[Given records]:
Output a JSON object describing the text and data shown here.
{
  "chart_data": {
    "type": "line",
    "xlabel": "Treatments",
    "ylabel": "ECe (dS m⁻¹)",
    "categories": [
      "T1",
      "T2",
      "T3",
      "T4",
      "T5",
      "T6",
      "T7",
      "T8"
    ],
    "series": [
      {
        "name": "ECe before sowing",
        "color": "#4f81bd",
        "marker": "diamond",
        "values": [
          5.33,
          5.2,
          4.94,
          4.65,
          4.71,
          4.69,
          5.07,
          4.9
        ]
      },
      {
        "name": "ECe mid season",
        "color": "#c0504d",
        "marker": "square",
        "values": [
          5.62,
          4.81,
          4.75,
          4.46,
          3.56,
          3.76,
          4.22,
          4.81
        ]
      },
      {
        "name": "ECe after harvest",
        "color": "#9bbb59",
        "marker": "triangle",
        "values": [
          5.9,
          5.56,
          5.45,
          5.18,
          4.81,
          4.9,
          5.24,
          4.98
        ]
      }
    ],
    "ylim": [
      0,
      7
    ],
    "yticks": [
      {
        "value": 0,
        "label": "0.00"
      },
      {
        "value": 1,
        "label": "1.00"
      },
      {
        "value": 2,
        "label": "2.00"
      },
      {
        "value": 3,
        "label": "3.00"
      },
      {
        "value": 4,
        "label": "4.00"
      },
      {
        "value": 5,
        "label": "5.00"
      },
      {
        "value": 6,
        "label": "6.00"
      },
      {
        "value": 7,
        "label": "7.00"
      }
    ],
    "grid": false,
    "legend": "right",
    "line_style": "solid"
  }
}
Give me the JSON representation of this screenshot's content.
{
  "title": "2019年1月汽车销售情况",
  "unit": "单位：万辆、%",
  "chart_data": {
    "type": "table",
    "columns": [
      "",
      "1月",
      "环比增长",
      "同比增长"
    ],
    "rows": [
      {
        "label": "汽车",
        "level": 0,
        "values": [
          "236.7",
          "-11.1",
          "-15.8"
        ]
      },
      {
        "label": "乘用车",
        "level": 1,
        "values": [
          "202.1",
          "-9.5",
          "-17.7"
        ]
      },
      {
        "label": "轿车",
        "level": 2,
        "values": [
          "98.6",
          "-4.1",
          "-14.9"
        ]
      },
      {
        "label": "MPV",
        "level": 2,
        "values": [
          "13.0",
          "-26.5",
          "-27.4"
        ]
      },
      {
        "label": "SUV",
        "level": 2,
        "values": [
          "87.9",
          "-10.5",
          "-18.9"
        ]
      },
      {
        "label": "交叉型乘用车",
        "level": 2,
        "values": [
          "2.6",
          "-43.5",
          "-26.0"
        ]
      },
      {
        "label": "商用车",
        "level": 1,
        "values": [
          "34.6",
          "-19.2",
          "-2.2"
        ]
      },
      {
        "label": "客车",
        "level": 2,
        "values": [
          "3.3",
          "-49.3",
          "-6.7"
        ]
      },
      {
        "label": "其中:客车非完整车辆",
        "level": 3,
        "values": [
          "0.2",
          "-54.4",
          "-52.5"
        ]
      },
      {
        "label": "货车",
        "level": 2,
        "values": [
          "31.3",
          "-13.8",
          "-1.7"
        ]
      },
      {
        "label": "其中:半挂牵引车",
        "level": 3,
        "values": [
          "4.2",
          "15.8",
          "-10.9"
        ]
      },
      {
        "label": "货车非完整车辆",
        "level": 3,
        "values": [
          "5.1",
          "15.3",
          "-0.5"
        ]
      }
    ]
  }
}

[Exercise task]:
From the data above, copy each line where the string "marker" appears.

[Exercise solution]:
        "marker": "diamond",
        "marker": "square",
        "marker": "triangle",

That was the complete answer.